• **Page text**:
I was really looking forward to this fun horror adventure, particularly just as things are starting to get seasonal in our household, and I wasn’t disappointed at all. The whole Krampus myth has enjoyed something of a popularity spurt in recent years, in books and films, and this version is no bandwagon passenger; it is as good an atmospheric, contemporary telling of the tale as you are likely to see, bringing to mind a couple of recent movies on the monster, which were actually a great deal better than you might expect. Just like them, this book is good, very good, and I enjoyed every moment of it.
Krampusnacht is a wonderfully festive modern take on the tale, and just the ticket for the long winter nights which have suddenly come upon us; you are advised to read it as I did: beside a fireplace and a Christmas tree. Set on the darkly traditional “Krampus night” in December, when the naughty kids discover their fate in a picturesque, snowy Austrian mountain forest village, it has all the ingredients you love to see: a truly evil monster, his demonic little helpers and a formidable snowstorm. But, there is also a contemporary twist on the storyline, as the subjects of the beast’s attention are a group of remorseful school bullies, who have weaponized social media to torment their victim. She, in turn, has summoned the monster for her night of revenge. This is not bloodthirsty creature-horror, but rather a chilly, slick adventure scare, with a very modern social commentary – which is, thankfully, not spread too thickly.

• **Dataset rows**:

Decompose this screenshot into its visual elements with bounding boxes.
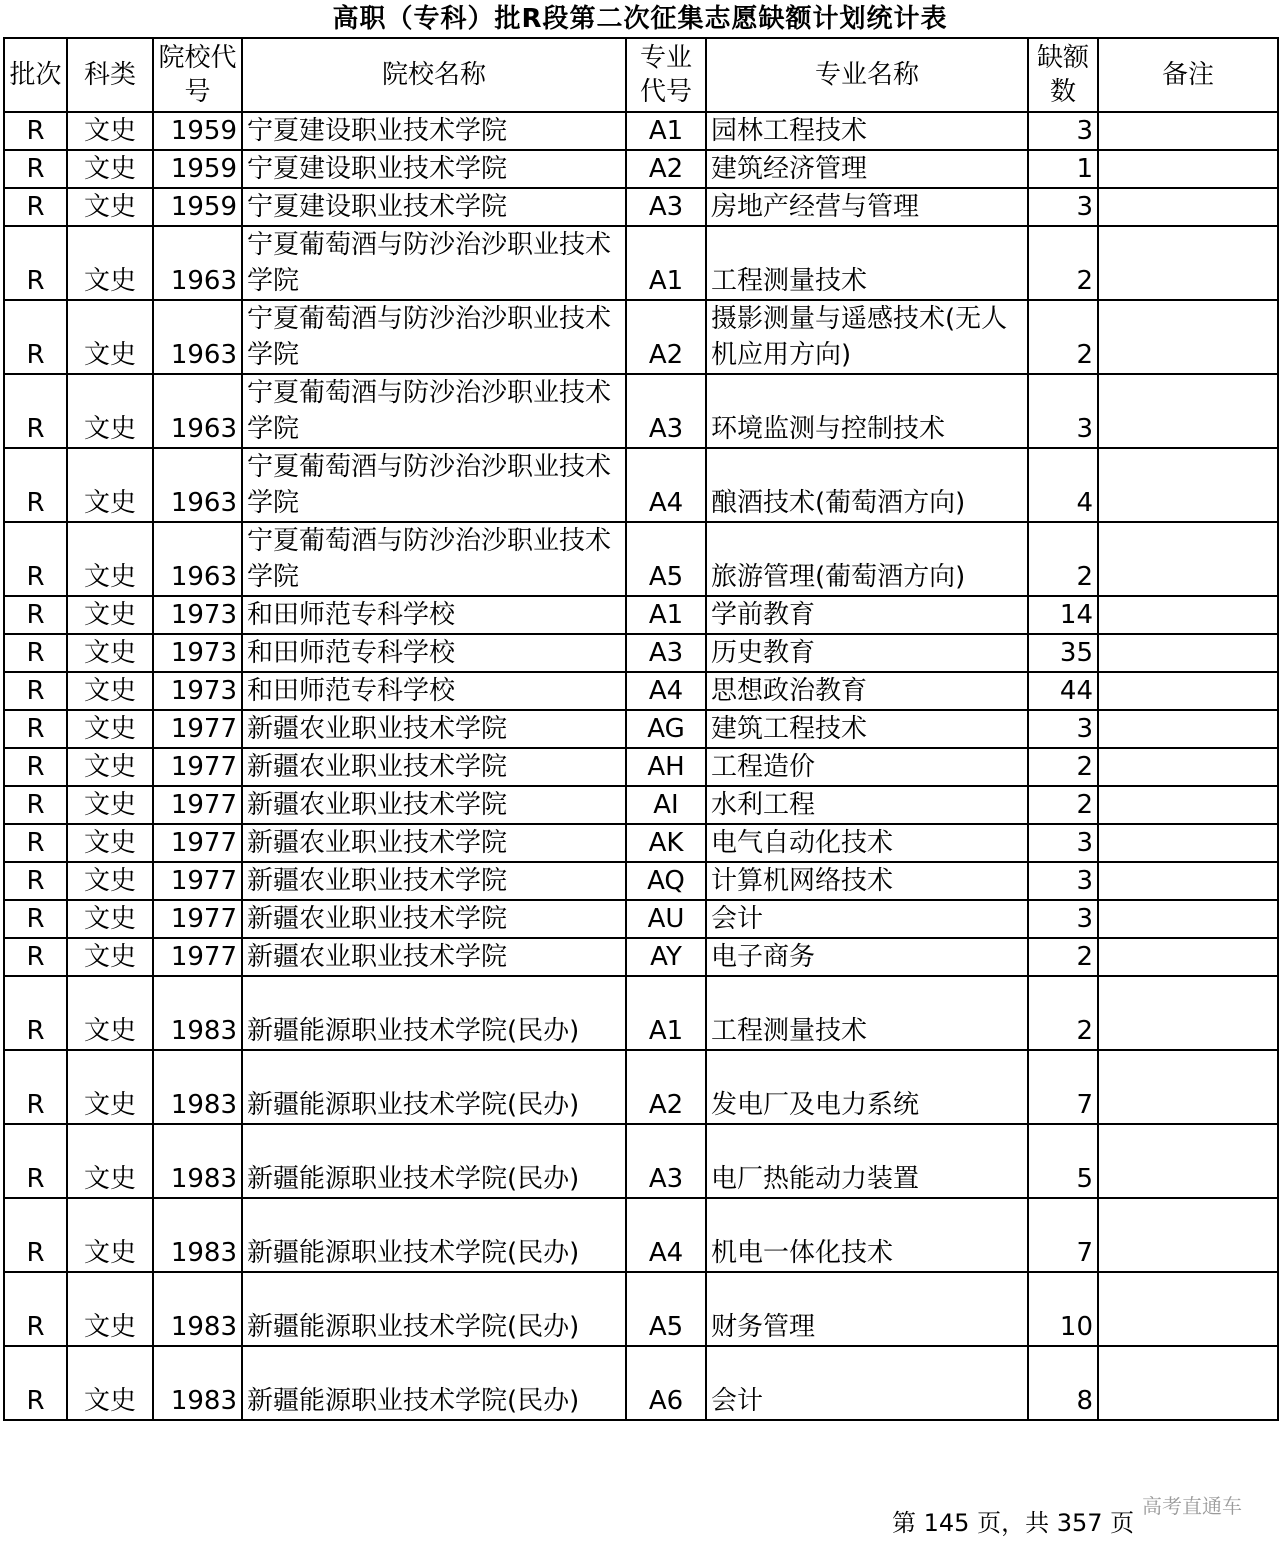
table-row (4, 522, 1278, 596)
cell-school-code: 1959 (153, 150, 242, 188)
cell-major-name: 财务管理 (706, 1272, 1028, 1346)
table-row (4, 596, 1278, 634)
cell-school-code: 1983 (153, 1272, 242, 1346)
cell-major-code: A3 (626, 1124, 706, 1198)
cell-major-name: 摄影测量与遥感技术(无人机应用方向) (706, 300, 1028, 374)
cell-school-name: 和田师范专科学校 (242, 596, 626, 634)
cell-major-code: A4 (626, 448, 706, 522)
cell-remark (1098, 112, 1278, 150)
cell-major-name: 计算机网络技术 (706, 862, 1028, 900)
table-row (4, 900, 1278, 938)
table-row (4, 150, 1278, 188)
header-major-code: 专业代号 (626, 38, 706, 112)
cell-batch: R (4, 188, 67, 226)
cell-school-name: 新疆农业职业技术学院 (242, 862, 626, 900)
cell-major-name: 会计 (706, 1346, 1028, 1420)
cell-remark (1098, 1050, 1278, 1124)
cell-major-code: A2 (626, 150, 706, 188)
table-row (4, 448, 1278, 522)
cell-category: 文史 (67, 976, 153, 1050)
cell-school-code: 1963 (153, 522, 242, 596)
cell-vacancy: 4 (1028, 448, 1098, 522)
cell-vacancy: 2 (1028, 226, 1098, 300)
table-row (4, 1198, 1278, 1272)
cell-vacancy: 8 (1028, 1346, 1098, 1420)
cell-school-name: 新疆农业职业技术学院 (242, 900, 626, 938)
cell-school-name: 和田师范专科学校 (242, 634, 626, 672)
cell-major-name: 环境监测与控制技术 (706, 374, 1028, 448)
table-row (4, 188, 1278, 226)
cell-vacancy: 3 (1028, 862, 1098, 900)
cell-category: 文史 (67, 226, 153, 300)
cell-remark (1098, 824, 1278, 862)
cell-category: 文史 (67, 1124, 153, 1198)
cell-remark (1098, 938, 1278, 976)
cell-major-code: AI (626, 786, 706, 824)
cell-category: 文史 (67, 188, 153, 226)
cell-major-name: 水利工程 (706, 786, 1028, 824)
cell-major-code: AY (626, 938, 706, 976)
header-school-code: 院校代号 (153, 38, 242, 112)
cell-category: 文史 (67, 374, 153, 448)
cell-major-code: A1 (626, 596, 706, 634)
cell-remark (1098, 710, 1278, 748)
table-row (4, 938, 1278, 976)
cell-category: 文史 (67, 300, 153, 374)
table-row (4, 300, 1278, 374)
header-major-name: 专业名称 (706, 38, 1028, 112)
cell-major-code: AG (626, 710, 706, 748)
cell-batch: R (4, 226, 67, 300)
cell-major-code: A1 (626, 112, 706, 150)
cell-category: 文史 (67, 1050, 153, 1124)
cell-vacancy: 1 (1028, 150, 1098, 188)
cell-batch: R (4, 634, 67, 672)
cell-batch: R (4, 112, 67, 150)
cell-category: 文史 (67, 710, 153, 748)
cell-school-code: 1977 (153, 824, 242, 862)
cell-remark (1098, 300, 1278, 374)
cell-remark (1098, 1346, 1278, 1420)
header-row (4, 38, 1278, 112)
cell-school-name: 宁夏葡萄酒与防沙治沙职业技术学院 (242, 300, 626, 374)
cell-batch: R (4, 710, 67, 748)
cell-category: 文史 (67, 862, 153, 900)
cell-category: 文史 (67, 748, 153, 786)
cell-category: 文史 (67, 634, 153, 672)
table-row (4, 976, 1278, 1050)
cell-remark (1098, 596, 1278, 634)
cell-school-name: 新疆能源职业技术学院(民办) (242, 1346, 626, 1420)
cell-vacancy: 10 (1028, 1272, 1098, 1346)
cell-school-name: 新疆农业职业技术学院 (242, 710, 626, 748)
cell-school-name: 新疆农业职业技术学院 (242, 748, 626, 786)
cell-school-name: 新疆能源职业技术学院(民办) (242, 976, 626, 1050)
cell-school-name: 宁夏建设职业技术学院 (242, 112, 626, 150)
cell-vacancy: 2 (1028, 300, 1098, 374)
cell-vacancy: 3 (1028, 824, 1098, 862)
cell-remark (1098, 150, 1278, 188)
cell-category: 文史 (67, 150, 153, 188)
cell-major-code: A2 (626, 300, 706, 374)
cell-batch: R (4, 748, 67, 786)
cell-batch: R (4, 1124, 67, 1198)
cell-major-name: 历史教育 (706, 634, 1028, 672)
cell-remark (1098, 1124, 1278, 1198)
table-row (4, 634, 1278, 672)
cell-school-name: 新疆能源职业技术学院(民办) (242, 1124, 626, 1198)
cell-major-code: A2 (626, 1050, 706, 1124)
cell-category: 文史 (67, 938, 153, 976)
cell-major-code: A5 (626, 522, 706, 596)
cell-category: 文史 (67, 596, 153, 634)
quota-table (3, 37, 1279, 1421)
cell-school-code: 1983 (153, 1050, 242, 1124)
table-row (4, 748, 1278, 786)
cell-category: 文史 (67, 900, 153, 938)
cell-vacancy: 2 (1028, 938, 1098, 976)
cell-school-code: 1963 (153, 448, 242, 522)
table-row (4, 112, 1278, 150)
cell-vacancy: 35 (1028, 634, 1098, 672)
cell-vacancy: 2 (1028, 522, 1098, 596)
cell-school-name: 和田师范专科学校 (242, 672, 626, 710)
cell-school-name: 宁夏葡萄酒与防沙治沙职业技术学院 (242, 522, 626, 596)
cell-school-code: 1963 (153, 300, 242, 374)
cell-major-name: 工程测量技术 (706, 226, 1028, 300)
cell-major-name: 旅游管理(葡萄酒方向) (706, 522, 1028, 596)
cell-school-code: 1959 (153, 112, 242, 150)
cell-batch: R (4, 1050, 67, 1124)
cell-major-name: 园林工程技术 (706, 112, 1028, 150)
cell-remark (1098, 188, 1278, 226)
cell-batch: R (4, 374, 67, 448)
cell-major-code: A3 (626, 188, 706, 226)
cell-major-code: A4 (626, 672, 706, 710)
cell-batch: R (4, 938, 67, 976)
cell-school-name: 宁夏葡萄酒与防沙治沙职业技术学院 (242, 374, 626, 448)
cell-school-code: 1973 (153, 672, 242, 710)
cell-school-code: 1977 (153, 748, 242, 786)
cell-remark (1098, 1198, 1278, 1272)
cell-school-code: 1977 (153, 938, 242, 976)
cell-vacancy: 2 (1028, 976, 1098, 1050)
cell-major-code: AQ (626, 862, 706, 900)
cell-major-code: A3 (626, 374, 706, 448)
cell-school-code: 1959 (153, 188, 242, 226)
cell-batch: R (4, 862, 67, 900)
header-category: 科类 (67, 38, 153, 112)
cell-remark (1098, 448, 1278, 522)
table-row (4, 1124, 1278, 1198)
cell-category: 文史 (67, 824, 153, 862)
cell-school-code: 1983 (153, 1124, 242, 1198)
cell-remark (1098, 522, 1278, 596)
cell-remark (1098, 748, 1278, 786)
cell-category: 文史 (67, 112, 153, 150)
cell-major-name: 工程造价 (706, 748, 1028, 786)
table-row (4, 374, 1278, 448)
cell-remark (1098, 634, 1278, 672)
cell-major-code: A3 (626, 634, 706, 672)
cell-major-code: AH (626, 748, 706, 786)
table-row (4, 1272, 1278, 1346)
cell-school-code: 1983 (153, 1198, 242, 1272)
cell-school-name: 新疆农业职业技术学院 (242, 824, 626, 862)
cell-major-name: 电气自动化技术 (706, 824, 1028, 862)
cell-school-code: 1973 (153, 634, 242, 672)
cell-major-name: 电子商务 (706, 938, 1028, 976)
cell-remark (1098, 226, 1278, 300)
cell-remark (1098, 786, 1278, 824)
cell-school-code: 1983 (153, 1346, 242, 1420)
cell-batch: R (4, 300, 67, 374)
cell-school-name: 宁夏建设职业技术学院 (242, 188, 626, 226)
cell-batch: R (4, 1272, 67, 1346)
cell-vacancy: 3 (1028, 188, 1098, 226)
table-row (4, 824, 1278, 862)
cell-batch: R (4, 824, 67, 862)
cell-batch: R (4, 448, 67, 522)
header-remark: 备注 (1098, 38, 1278, 112)
cell-school-name: 宁夏葡萄酒与防沙治沙职业技术学院 (242, 448, 626, 522)
cell-batch: R (4, 150, 67, 188)
table-row (4, 786, 1278, 824)
cell-major-name: 酿酒技术(葡萄酒方向) (706, 448, 1028, 522)
cell-school-code: 1973 (153, 596, 242, 634)
cell-school-name: 新疆农业职业技术学院 (242, 938, 626, 976)
cell-batch: R (4, 672, 67, 710)
cell-major-code: A6 (626, 1346, 706, 1420)
cell-major-name: 建筑工程技术 (706, 710, 1028, 748)
cell-major-name: 思想政治教育 (706, 672, 1028, 710)
cell-category: 文史 (67, 1198, 153, 1272)
cell-major-name: 电厂热能动力装置 (706, 1124, 1028, 1198)
cell-category: 文史 (67, 448, 153, 522)
table-row (4, 710, 1278, 748)
cell-major-name: 建筑经济管理 (706, 150, 1028, 188)
cell-batch: R (4, 900, 67, 938)
cell-school-code: 1963 (153, 226, 242, 300)
cell-category: 文史 (67, 1346, 153, 1420)
cell-school-code: 1963 (153, 374, 242, 448)
page-footer: 第 145 页，共 357 页 (892, 1509, 1135, 1537)
cell-batch: R (4, 1198, 67, 1272)
cell-school-name: 新疆能源职业技术学院(民办) (242, 1050, 626, 1124)
cell-school-code: 1983 (153, 976, 242, 1050)
cell-batch: R (4, 976, 67, 1050)
cell-major-name: 工程测量技术 (706, 976, 1028, 1050)
header-batch: 批次 (4, 38, 67, 112)
table-row (4, 1346, 1278, 1420)
cell-vacancy: 14 (1028, 596, 1098, 634)
cell-major-name: 学前教育 (706, 596, 1028, 634)
cell-remark (1098, 976, 1278, 1050)
cell-school-name: 新疆能源职业技术学院(民办) (242, 1272, 626, 1346)
cell-remark (1098, 374, 1278, 448)
cell-vacancy: 44 (1028, 672, 1098, 710)
cell-school-name: 宁夏葡萄酒与防沙治沙职业技术学院 (242, 226, 626, 300)
cell-major-name: 房地产经营与管理 (706, 188, 1028, 226)
cell-major-code: A4 (626, 1198, 706, 1272)
cell-category: 文史 (67, 672, 153, 710)
cell-vacancy: 3 (1028, 710, 1098, 748)
cell-vacancy: 7 (1028, 1198, 1098, 1272)
cell-school-name: 新疆农业职业技术学院 (242, 786, 626, 824)
table-row (4, 862, 1278, 900)
cell-school-name: 宁夏建设职业技术学院 (242, 150, 626, 188)
table-row (4, 672, 1278, 710)
cell-batch: R (4, 1346, 67, 1420)
cell-category: 文史 (67, 786, 153, 824)
header-school-name: 院校名称 (242, 38, 626, 112)
cell-major-name: 机电一体化技术 (706, 1198, 1028, 1272)
page-title: 高职（专科）批R段第二次征集志愿缺额计划统计表 (332, 4, 948, 34)
cell-vacancy: 2 (1028, 786, 1098, 824)
cell-vacancy: 3 (1028, 112, 1098, 150)
cell-batch: R (4, 786, 67, 824)
cell-vacancy: 2 (1028, 748, 1098, 786)
cell-vacancy: 3 (1028, 900, 1098, 938)
cell-school-code: 1977 (153, 862, 242, 900)
cell-major-code: A5 (626, 1272, 706, 1346)
cell-vacancy: 5 (1028, 1124, 1098, 1198)
cell-batch: R (4, 522, 67, 596)
cell-batch: R (4, 596, 67, 634)
cell-remark (1098, 862, 1278, 900)
cell-vacancy: 7 (1028, 1050, 1098, 1124)
table-row (4, 1050, 1278, 1124)
cell-school-code: 1977 (153, 786, 242, 824)
cell-school-code: 1977 (153, 710, 242, 748)
cell-vacancy: 3 (1028, 374, 1098, 448)
cell-remark (1098, 672, 1278, 710)
cell-major-code: A1 (626, 226, 706, 300)
cell-remark (1098, 1272, 1278, 1346)
cell-school-name: 新疆能源职业技术学院(民办) (242, 1198, 626, 1272)
cell-school-code: 1977 (153, 900, 242, 938)
cell-major-name: 发电厂及电力系统 (706, 1050, 1028, 1124)
cell-remark (1098, 900, 1278, 938)
watermark: 高考直通车 (1142, 1494, 1242, 1518)
cell-major-code: AU (626, 900, 706, 938)
cell-major-code: A1 (626, 976, 706, 1050)
cell-category: 文史 (67, 1272, 153, 1346)
header-vacancy: 缺额数 (1028, 38, 1098, 112)
table-row (4, 226, 1278, 300)
cell-category: 文史 (67, 522, 153, 596)
cell-major-code: AK (626, 824, 706, 862)
cell-major-name: 会计 (706, 900, 1028, 938)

• **Problem statement**: In the book review, what do the school bullies use to torment their victim?

• **Complete answer**: They weaponize social media to torment her.